> **Directions**:
Only a number is wanted: how many lines in the records below contain "instruments"?

> **Information shown**:
==============================
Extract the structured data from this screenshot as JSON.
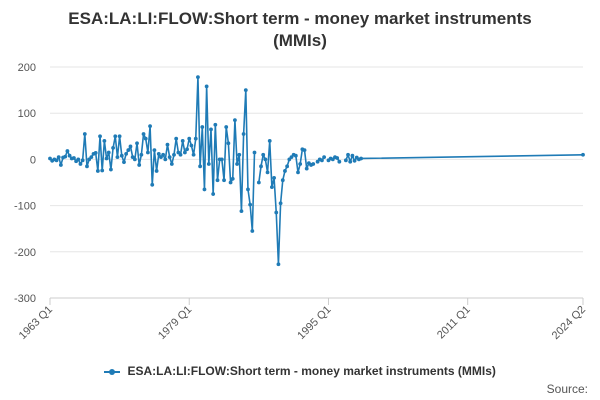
{
  "chart_data": {
    "type": "line",
    "title": "ESA:LA:LI:FLOW:Short term - money market instruments (MMIs)",
    "xlabel": "",
    "ylabel": "",
    "x_ticks": [
      "1963 Q1",
      "1979 Q1",
      "1995 Q1",
      "2011 Q1",
      "2024 Q2"
    ],
    "xlim": [
      "1963 Q1",
      "2024 Q2"
    ],
    "ylim": [
      -300,
      200
    ],
    "y_ticks": [
      -300,
      -200,
      -100,
      0,
      100,
      200
    ],
    "grid": true,
    "legend": "bottom",
    "series": [
      {
        "name": "ESA:LA:LI:FLOW:Short term - money market instruments (MMIs)",
        "color": "#1f7bb6",
        "points": [
          [
            "1963 Q1",
            2
          ],
          [
            "1963 Q2",
            -3
          ],
          [
            "1963 Q3",
            0
          ],
          [
            "1963 Q4",
            -2
          ],
          [
            "1964 Q1",
            5
          ],
          [
            "1964 Q2",
            -12
          ],
          [
            "1964 Q3",
            4
          ],
          [
            "1964 Q4",
            6
          ],
          [
            "1965 Q1",
            18
          ],
          [
            "1965 Q2",
            8
          ],
          [
            "1965 Q3",
            2
          ],
          [
            "1965 Q4",
            3
          ],
          [
            "1966 Q1",
            -4
          ],
          [
            "1966 Q2",
            0
          ],
          [
            "1966 Q3",
            -10
          ],
          [
            "1966 Q4",
            -2
          ],
          [
            "1967 Q1",
            55
          ],
          [
            "1967 Q2",
            -15
          ],
          [
            "1967 Q3",
            0
          ],
          [
            "1967 Q4",
            5
          ],
          [
            "1968 Q1",
            12
          ],
          [
            "1968 Q2",
            14
          ],
          [
            "1968 Q3",
            -25
          ],
          [
            "1968 Q4",
            50
          ],
          [
            "1969 Q1",
            -24
          ],
          [
            "1969 Q2",
            40
          ],
          [
            "1969 Q3",
            2
          ],
          [
            "1969 Q4",
            15
          ],
          [
            "1970 Q1",
            -22
          ],
          [
            "1970 Q2",
            25
          ],
          [
            "1970 Q3",
            50
          ],
          [
            "1970 Q4",
            5
          ],
          [
            "1971 Q1",
            50
          ],
          [
            "1971 Q2",
            8
          ],
          [
            "1971 Q3",
            -6
          ],
          [
            "1971 Q4",
            12
          ],
          [
            "1972 Q1",
            20
          ],
          [
            "1972 Q2",
            28
          ],
          [
            "1972 Q3",
            5
          ],
          [
            "1972 Q4",
            0
          ],
          [
            "1973 Q1",
            35
          ],
          [
            "1973 Q2",
            -12
          ],
          [
            "1973 Q3",
            10
          ],
          [
            "1973 Q4",
            55
          ],
          [
            "1974 Q1",
            45
          ],
          [
            "1974 Q2",
            15
          ],
          [
            "1974 Q3",
            72
          ],
          [
            "1974 Q4",
            -55
          ],
          [
            "1975 Q1",
            20
          ],
          [
            "1975 Q2",
            -25
          ],
          [
            "1975 Q3",
            12
          ],
          [
            "1975 Q4",
            5
          ],
          [
            "1976 Q1",
            10
          ],
          [
            "1976 Q2",
            0
          ],
          [
            "1976 Q3",
            32
          ],
          [
            "1976 Q4",
            5
          ],
          [
            "1977 Q1",
            -10
          ],
          [
            "1977 Q2",
            10
          ],
          [
            "1977 Q3",
            45
          ],
          [
            "1977 Q4",
            15
          ],
          [
            "1978 Q1",
            10
          ],
          [
            "1978 Q2",
            40
          ],
          [
            "1978 Q3",
            15
          ],
          [
            "1978 Q4",
            22
          ],
          [
            "1979 Q1",
            45
          ],
          [
            "1979 Q2",
            30
          ],
          [
            "1979 Q3",
            10
          ],
          [
            "1979 Q4",
            45
          ],
          [
            "1980 Q1",
            178
          ],
          [
            "1980 Q2",
            -15
          ],
          [
            "1980 Q3",
            70
          ],
          [
            "1980 Q4",
            -65
          ],
          [
            "1981 Q1",
            158
          ],
          [
            "1981 Q2",
            -10
          ],
          [
            "1981 Q3",
            65
          ],
          [
            "1981 Q4",
            -75
          ],
          [
            "1982 Q1",
            75
          ],
          [
            "1982 Q2",
            -45
          ],
          [
            "1982 Q3",
            0
          ],
          [
            "1982 Q4",
            0
          ],
          [
            "1983 Q1",
            -45
          ],
          [
            "1983 Q2",
            70
          ],
          [
            "1983 Q3",
            35
          ],
          [
            "1983 Q4",
            -50
          ],
          [
            "1984 Q1",
            -42
          ],
          [
            "1984 Q2",
            85
          ],
          [
            "1984 Q3",
            -10
          ],
          [
            "1984 Q4",
            10
          ],
          [
            "1985 Q1",
            -112
          ],
          [
            "1985 Q2",
            55
          ],
          [
            "1985 Q3",
            150
          ],
          [
            "1985 Q4",
            -65
          ],
          [
            "1986 Q1",
            -98
          ],
          [
            "1986 Q2",
            -155
          ],
          [
            "1986 Q3",
            15
          ],
          [
            "1986 Q4",
            null
          ],
          [
            "1987 Q1",
            -50
          ],
          [
            "1987 Q2",
            -15
          ],
          [
            "1987 Q3",
            10
          ],
          [
            "1987 Q4",
            0
          ],
          [
            "1988 Q1",
            -28
          ],
          [
            "1988 Q2",
            40
          ],
          [
            "1988 Q3",
            -60
          ],
          [
            "1988 Q4",
            -40
          ],
          [
            "1989 Q1",
            -115
          ],
          [
            "1989 Q2",
            -227
          ],
          [
            "1989 Q3",
            -95
          ],
          [
            "1989 Q4",
            -45
          ],
          [
            "1990 Q1",
            -25
          ],
          [
            "1990 Q2",
            -15
          ],
          [
            "1990 Q3",
            0
          ],
          [
            "1990 Q4",
            5
          ],
          [
            "1991 Q1",
            10
          ],
          [
            "1991 Q2",
            8
          ],
          [
            "1991 Q3",
            -28
          ],
          [
            "1991 Q4",
            -10
          ],
          [
            "1992 Q1",
            22
          ],
          [
            "1992 Q2",
            20
          ],
          [
            "1992 Q3",
            -20
          ],
          [
            "1992 Q4",
            -8
          ],
          [
            "1993 Q1",
            -12
          ],
          [
            "1993 Q2",
            -10
          ],
          [
            "1993 Q3",
            null
          ],
          [
            "1993 Q4",
            -5
          ],
          [
            "1994 Q1",
            0
          ],
          [
            "1994 Q2",
            -2
          ],
          [
            "1994 Q3",
            5
          ],
          [
            "1994 Q4",
            null
          ],
          [
            "1995 Q1",
            -2
          ],
          [
            "1995 Q2",
            2
          ],
          [
            "1995 Q3",
            0
          ],
          [
            "1995 Q4",
            5
          ],
          [
            "1996 Q1",
            3
          ],
          [
            "1996 Q2",
            -5
          ],
          [
            "1996 Q3",
            null
          ],
          [
            "1996 Q4",
            null
          ],
          [
            "1997 Q1",
            -2
          ],
          [
            "1997 Q2",
            10
          ],
          [
            "1997 Q3",
            -5
          ],
          [
            "1997 Q4",
            8
          ],
          [
            "1998 Q1",
            -3
          ],
          [
            "1998 Q2",
            4
          ],
          [
            "1998 Q3",
            0
          ],
          [
            "1998 Q4",
            2
          ],
          [
            "2024 Q2",
            10
          ]
        ]
      }
    ]
  },
  "legend_label": "ESA:LA:LI:FLOW:Short term - money market instruments (MMIs)",
  "source_label": "Source:",
  "title_lines": [
    "ESA:LA:LI:FLOW:Short term - money market instruments",
    "(MMIs)"
  ]
}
==============================
> **Exercise answer**:
4